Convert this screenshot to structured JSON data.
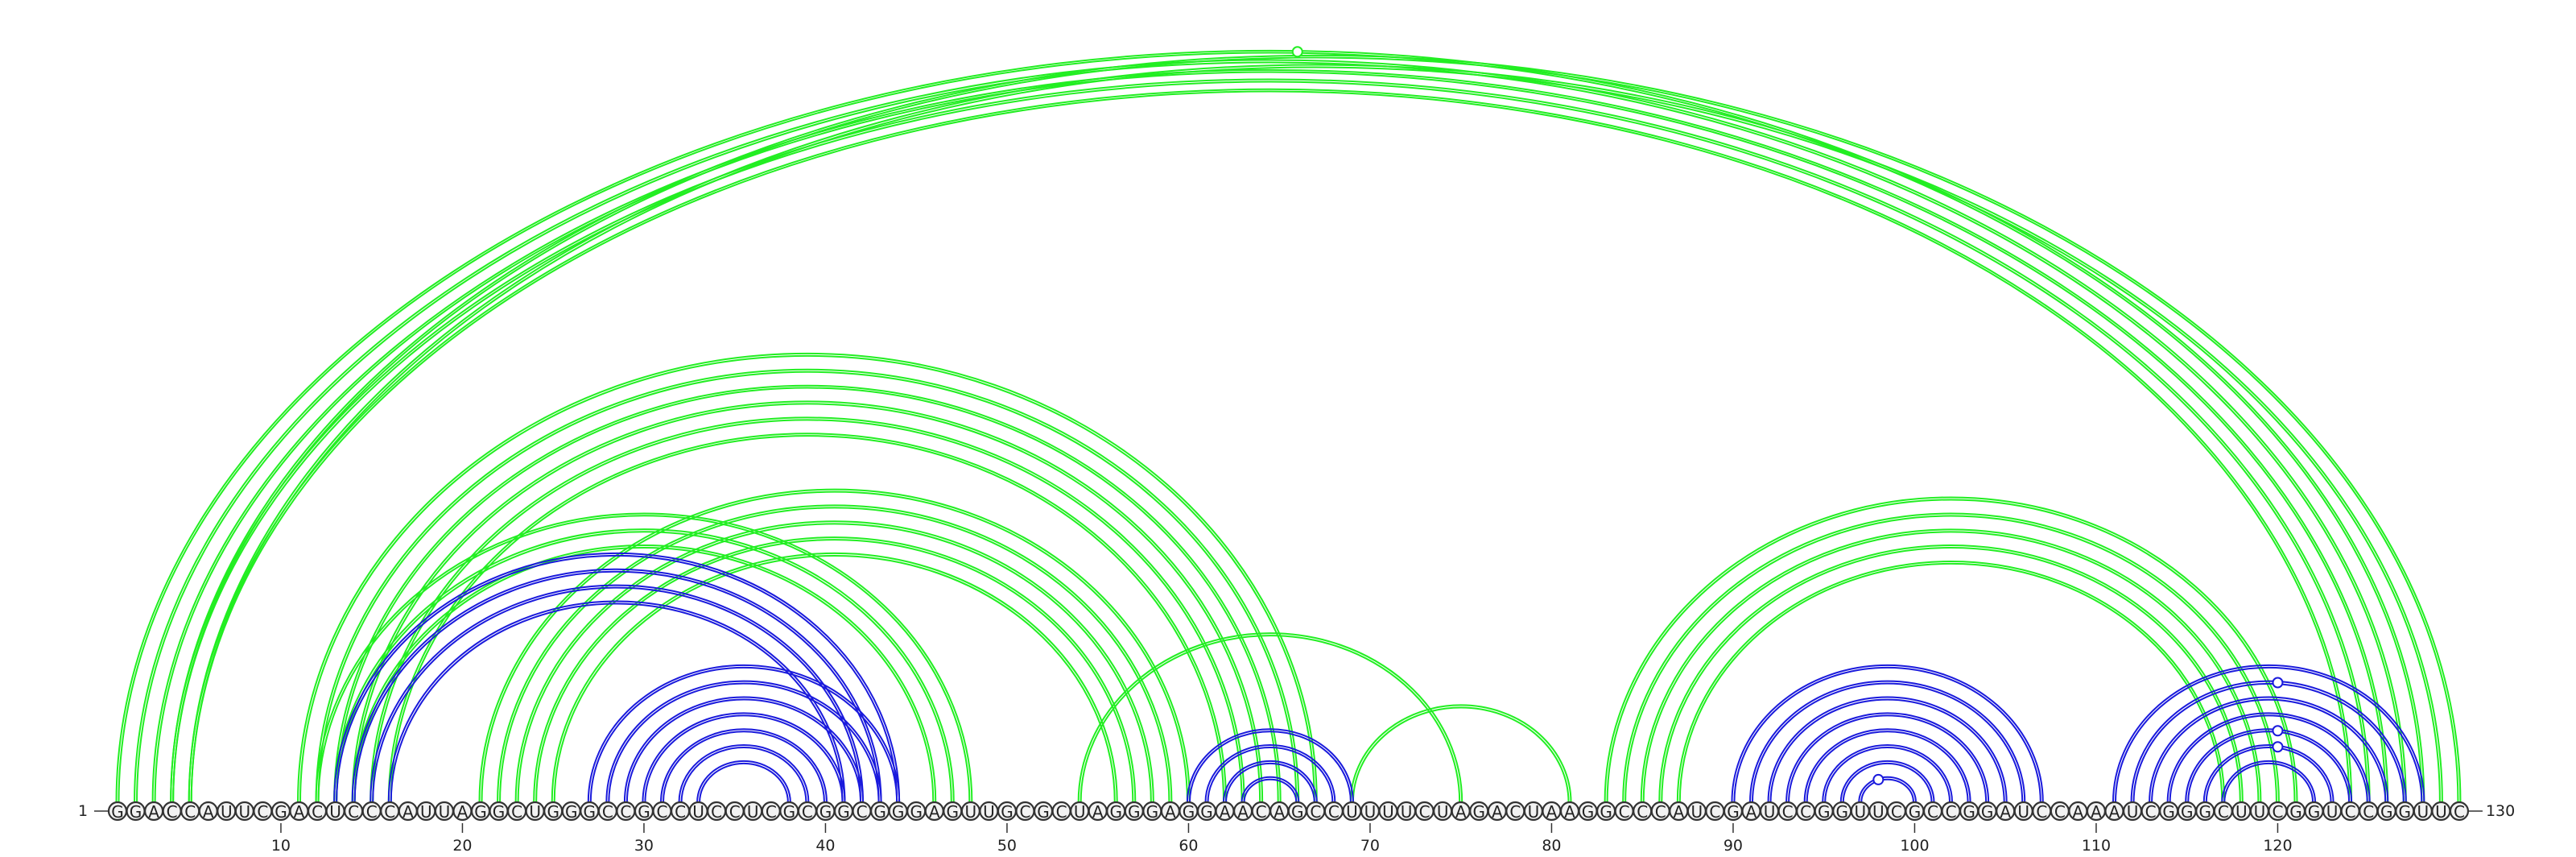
{
  "sequence": "GGACCAUUCGACUCCCAUUAGGCUGGGCCGCCUCCUCGCGGCGGGAGUUGCGCUAGGGAGGAACAGCCUUUUCUAGACUAAGGCCCAUCGAUCCGGUUCGCCGGAUCCAAAUCGGGCUUCGGUCCGGUUC",
  "start_label": "1",
  "end_label": "130",
  "tick_labels": [
    "10",
    "20",
    "30",
    "40",
    "50",
    "60",
    "70",
    "80",
    "90",
    "100",
    "110",
    "120"
  ],
  "tick_positions": [
    10,
    20,
    30,
    40,
    50,
    60,
    70,
    80,
    90,
    100,
    110,
    120
  ],
  "colors": {
    "green": "#22ee22",
    "blue": "#1a1adc",
    "nucleotide_fill": "#f2f2f2",
    "nucleotide_stroke": "#333333"
  },
  "arc_groups": [
    {
      "name": "outer-long-range",
      "color": "green",
      "pairs": [
        [
          1,
          128
        ],
        [
          2,
          127
        ],
        [
          3,
          126
        ],
        [
          4,
          125
        ],
        [
          5,
          124
        ]
      ]
    },
    {
      "name": "long-range-thin",
      "color": "green",
      "pairs": [
        [
          4,
          130
        ],
        [
          5,
          129
        ]
      ]
    },
    {
      "name": "left-upper-stem",
      "color": "green",
      "pairs": [
        [
          11,
          67
        ],
        [
          12,
          66
        ],
        [
          13,
          65
        ],
        [
          14,
          64
        ],
        [
          15,
          63
        ],
        [
          16,
          62
        ]
      ]
    },
    {
      "name": "left-inner-long",
      "color": "green",
      "pairs": [
        [
          21,
          60
        ],
        [
          22,
          59
        ],
        [
          23,
          58
        ],
        [
          24,
          57
        ],
        [
          25,
          56
        ]
      ]
    },
    {
      "name": "left-mid",
      "color": "green",
      "pairs": [
        [
          12,
          48
        ],
        [
          13,
          47
        ],
        [
          14,
          46
        ]
      ]
    },
    {
      "name": "blue-left-outer",
      "color": "blue",
      "pairs": [
        [
          13,
          44
        ],
        [
          14,
          43
        ],
        [
          15,
          42
        ],
        [
          16,
          41
        ]
      ]
    },
    {
      "name": "blue-left-hairpin",
      "color": "blue",
      "pairs": [
        [
          27,
          44
        ],
        [
          28,
          43
        ],
        [
          29,
          42
        ],
        [
          30,
          41
        ],
        [
          31,
          40
        ],
        [
          32,
          39
        ],
        [
          33,
          38
        ]
      ]
    },
    {
      "name": "middle-green",
      "color": "green",
      "pairs": [
        [
          54,
          75
        ],
        [
          69,
          81
        ]
      ]
    },
    {
      "name": "blue-middle",
      "color": "blue",
      "pairs": [
        [
          60,
          69
        ],
        [
          61,
          68
        ],
        [
          62,
          67
        ],
        [
          63,
          66
        ]
      ]
    },
    {
      "name": "right-green",
      "color": "green",
      "pairs": [
        [
          83,
          121
        ],
        [
          84,
          120
        ],
        [
          85,
          119
        ],
        [
          86,
          118
        ],
        [
          87,
          117
        ]
      ]
    },
    {
      "name": "blue-right-hairpin",
      "color": "blue",
      "pairs": [
        [
          90,
          107
        ],
        [
          91,
          106
        ],
        [
          92,
          105
        ],
        [
          93,
          104
        ],
        [
          94,
          103
        ],
        [
          95,
          102
        ],
        [
          96,
          101
        ],
        [
          97,
          100
        ]
      ]
    },
    {
      "name": "blue-far-right",
      "color": "blue",
      "pairs": [
        [
          111,
          128
        ],
        [
          112,
          127
        ],
        [
          113,
          126
        ],
        [
          114,
          125
        ],
        [
          115,
          124
        ],
        [
          116,
          123
        ],
        [
          117,
          122
        ]
      ]
    }
  ],
  "markers": [
    {
      "between": [
        1,
        128
      ],
      "color": "green",
      "nucleotide": 66
    },
    {
      "between": [
        97,
        100
      ],
      "color": "blue",
      "nucleotide": 98
    },
    {
      "between": [
        116,
        123
      ],
      "color": "blue",
      "nucleotide": 120
    },
    {
      "between": [
        115,
        124
      ],
      "color": "blue",
      "nucleotide": 120
    },
    {
      "between": [
        112,
        127
      ],
      "color": "blue",
      "nucleotide": 120
    }
  ]
}
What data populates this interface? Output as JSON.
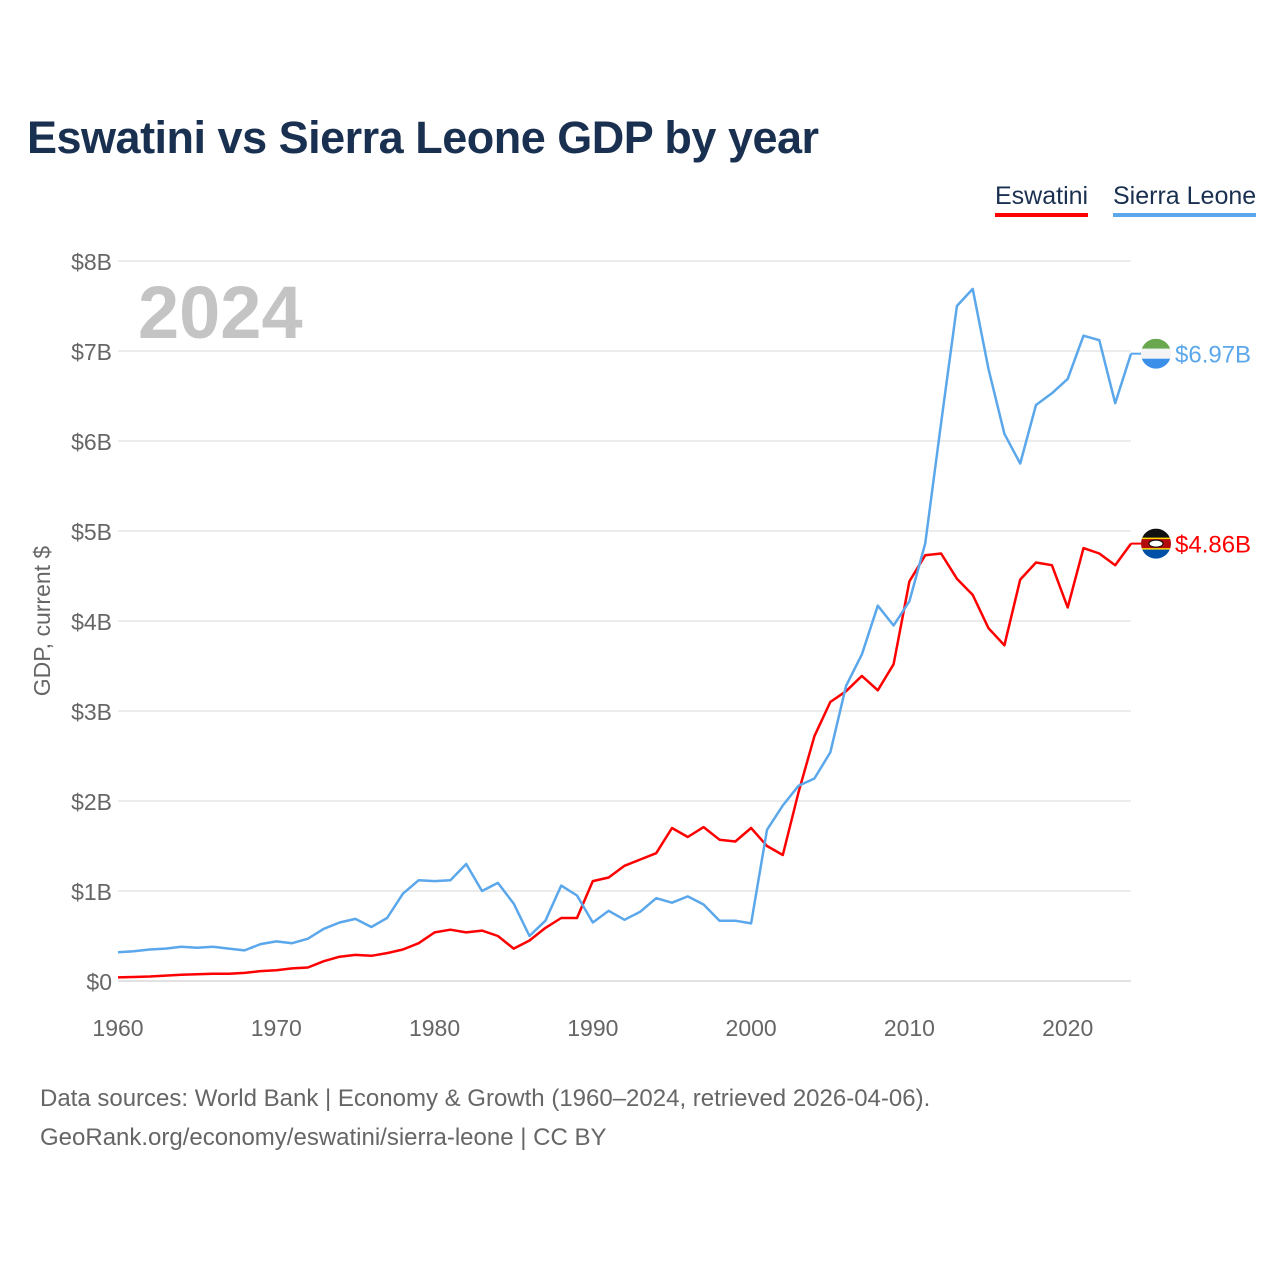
{
  "chart_data": {
    "type": "line",
    "title": "Eswatini vs Sierra Leone GDP by year",
    "ylabel": "GDP, current $",
    "xlabel": "",
    "year_watermark": "2024",
    "xlim": [
      1960,
      2024
    ],
    "ylim": [
      0,
      8
    ],
    "x_ticks": [
      "1960",
      "1970",
      "1980",
      "1990",
      "2000",
      "2010",
      "2020"
    ],
    "y_ticks": [
      "$0",
      "$1B",
      "$2B",
      "$3B",
      "$4B",
      "$5B",
      "$6B",
      "$7B",
      "$8B"
    ],
    "grid": true,
    "legend_position": "top-right",
    "x": [
      1960,
      1961,
      1962,
      1963,
      1964,
      1965,
      1966,
      1967,
      1968,
      1969,
      1970,
      1971,
      1972,
      1973,
      1974,
      1975,
      1976,
      1977,
      1978,
      1979,
      1980,
      1981,
      1982,
      1983,
      1984,
      1985,
      1986,
      1987,
      1988,
      1989,
      1990,
      1991,
      1992,
      1993,
      1994,
      1995,
      1996,
      1997,
      1998,
      1999,
      2000,
      2001,
      2002,
      2003,
      2004,
      2005,
      2006,
      2007,
      2008,
      2009,
      2010,
      2011,
      2012,
      2013,
      2014,
      2015,
      2016,
      2017,
      2018,
      2019,
      2020,
      2021,
      2022,
      2023,
      2024
    ],
    "series": [
      {
        "name": "Eswatini",
        "color": "#ff0000",
        "end_label": "$4.86B",
        "flag": "eswatini-flag",
        "values": [
          0.04,
          0.045,
          0.05,
          0.06,
          0.07,
          0.075,
          0.08,
          0.08,
          0.09,
          0.11,
          0.12,
          0.14,
          0.15,
          0.22,
          0.27,
          0.29,
          0.28,
          0.31,
          0.35,
          0.42,
          0.54,
          0.57,
          0.54,
          0.56,
          0.5,
          0.36,
          0.45,
          0.59,
          0.7,
          0.7,
          1.11,
          1.15,
          1.28,
          1.35,
          1.42,
          1.7,
          1.6,
          1.71,
          1.57,
          1.55,
          1.7,
          1.5,
          1.4,
          2.1,
          2.72,
          3.1,
          3.22,
          3.39,
          3.23,
          3.52,
          4.44,
          4.73,
          4.75,
          4.47,
          4.29,
          3.92,
          3.73,
          4.46,
          4.65,
          4.62,
          4.15,
          4.81,
          4.75,
          4.62,
          4.86
        ]
      },
      {
        "name": "Sierra Leone",
        "color": "#5ba7eb",
        "end_label": "$6.97B",
        "flag": "sierra-leone-flag",
        "values": [
          0.32,
          0.33,
          0.35,
          0.36,
          0.38,
          0.37,
          0.38,
          0.36,
          0.34,
          0.41,
          0.44,
          0.42,
          0.47,
          0.58,
          0.65,
          0.69,
          0.6,
          0.7,
          0.97,
          1.12,
          1.11,
          1.12,
          1.3,
          1.0,
          1.09,
          0.86,
          0.5,
          0.67,
          1.06,
          0.95,
          0.65,
          0.78,
          0.68,
          0.77,
          0.92,
          0.87,
          0.94,
          0.85,
          0.67,
          0.67,
          0.64,
          1.68,
          1.95,
          2.17,
          2.25,
          2.54,
          3.28,
          3.63,
          4.17,
          3.95,
          4.22,
          4.86,
          6.2,
          7.5,
          7.69,
          6.8,
          6.08,
          5.75,
          6.4,
          6.53,
          6.69,
          7.17,
          7.12,
          6.42,
          6.97
        ]
      }
    ]
  },
  "footer": {
    "line1": "Data sources: World Bank | Economy & Growth (1960–2024, retrieved 2026-04-06).",
    "line2": "GeoRank.org/economy/eswatini/sierra-leone | CC BY"
  }
}
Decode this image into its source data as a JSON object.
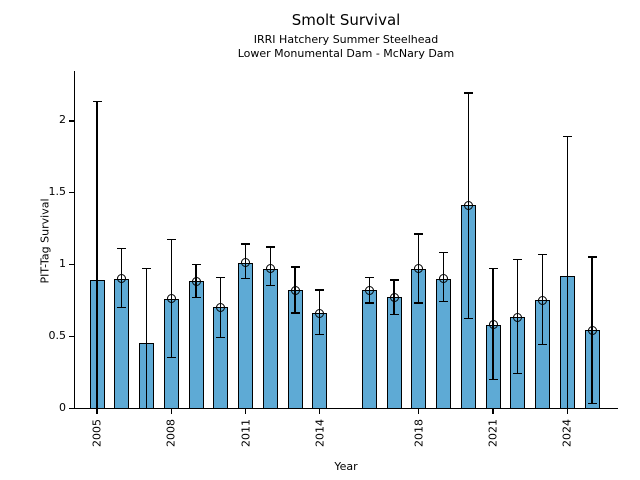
{
  "chart_data": {
    "type": "bar",
    "title": "Smolt Survival",
    "subtitle_lines": [
      "IRRI Hatchery Summer Steelhead",
      "Lower Monumental Dam - McNary Dam"
    ],
    "xlabel": "Year",
    "ylabel": "PIT-Tag Survival",
    "grid": false,
    "legend": null,
    "xlim": [
      2004.1,
      2026.0
    ],
    "ylim": [
      0,
      2.34
    ],
    "yticks": {
      "values": [
        0,
        0.5,
        1,
        1.5,
        2
      ],
      "labels": [
        "0",
        "0.5",
        "1",
        "1.5",
        "2"
      ]
    },
    "xticks": {
      "values": [
        2005,
        2008,
        2011,
        2014,
        2018,
        2021,
        2024
      ],
      "labels": [
        "2005",
        "2008",
        "2011",
        "2014",
        "2018",
        "2021",
        "2024"
      ]
    },
    "colors": {
      "bar_fill": "#5EAAD5",
      "bar_edge": "#000000",
      "error_bar": "#000000",
      "background": "#FFFFFF",
      "text": "#000000"
    },
    "points": [
      {
        "year": 2005,
        "value": 0.89,
        "ci_low": 0.0,
        "ci_high": 2.13,
        "low_clipped": true,
        "marker": false
      },
      {
        "year": 2006,
        "value": 0.9,
        "ci_low": 0.7,
        "ci_high": 1.11,
        "low_clipped": false,
        "marker": true
      },
      {
        "year": 2007,
        "value": 0.45,
        "ci_low": 0.0,
        "ci_high": 0.97,
        "low_clipped": true,
        "marker": false
      },
      {
        "year": 2008,
        "value": 0.76,
        "ci_low": 0.35,
        "ci_high": 1.17,
        "low_clipped": false,
        "marker": true
      },
      {
        "year": 2009,
        "value": 0.88,
        "ci_low": 0.77,
        "ci_high": 1.0,
        "low_clipped": false,
        "marker": true
      },
      {
        "year": 2010,
        "value": 0.7,
        "ci_low": 0.49,
        "ci_high": 0.91,
        "low_clipped": false,
        "marker": true
      },
      {
        "year": 2011,
        "value": 1.01,
        "ci_low": 0.9,
        "ci_high": 1.14,
        "low_clipped": false,
        "marker": true
      },
      {
        "year": 2012,
        "value": 0.97,
        "ci_low": 0.85,
        "ci_high": 1.12,
        "low_clipped": false,
        "marker": true
      },
      {
        "year": 2013,
        "value": 0.82,
        "ci_low": 0.66,
        "ci_high": 0.98,
        "low_clipped": false,
        "marker": true
      },
      {
        "year": 2014,
        "value": 0.66,
        "ci_low": 0.51,
        "ci_high": 0.82,
        "low_clipped": false,
        "marker": true
      },
      {
        "year": 2016,
        "value": 0.82,
        "ci_low": 0.73,
        "ci_high": 0.91,
        "low_clipped": false,
        "marker": true
      },
      {
        "year": 2017,
        "value": 0.77,
        "ci_low": 0.65,
        "ci_high": 0.89,
        "low_clipped": false,
        "marker": true
      },
      {
        "year": 2018,
        "value": 0.97,
        "ci_low": 0.73,
        "ci_high": 1.21,
        "low_clipped": false,
        "marker": true
      },
      {
        "year": 2019,
        "value": 0.9,
        "ci_low": 0.74,
        "ci_high": 1.08,
        "low_clipped": false,
        "marker": true
      },
      {
        "year": 2020,
        "value": 1.41,
        "ci_low": 0.62,
        "ci_high": 2.19,
        "low_clipped": false,
        "marker": true
      },
      {
        "year": 2021,
        "value": 0.58,
        "ci_low": 0.2,
        "ci_high": 0.97,
        "low_clipped": false,
        "marker": true
      },
      {
        "year": 2022,
        "value": 0.63,
        "ci_low": 0.24,
        "ci_high": 1.03,
        "low_clipped": false,
        "marker": true
      },
      {
        "year": 2023,
        "value": 0.75,
        "ci_low": 0.44,
        "ci_high": 1.07,
        "low_clipped": false,
        "marker": true
      },
      {
        "year": 2024,
        "value": 0.92,
        "ci_low": 0.0,
        "ci_high": 1.89,
        "low_clipped": true,
        "marker": false
      },
      {
        "year": 2025,
        "value": 0.54,
        "ci_low": 0.03,
        "ci_high": 1.05,
        "low_clipped": false,
        "marker": true
      }
    ]
  }
}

What you have to do>
Collect the complete line wherever the string "outer" appears in the records.

Right answer>
      "name": "outer-long-range",
      "name": "blue-left-outer",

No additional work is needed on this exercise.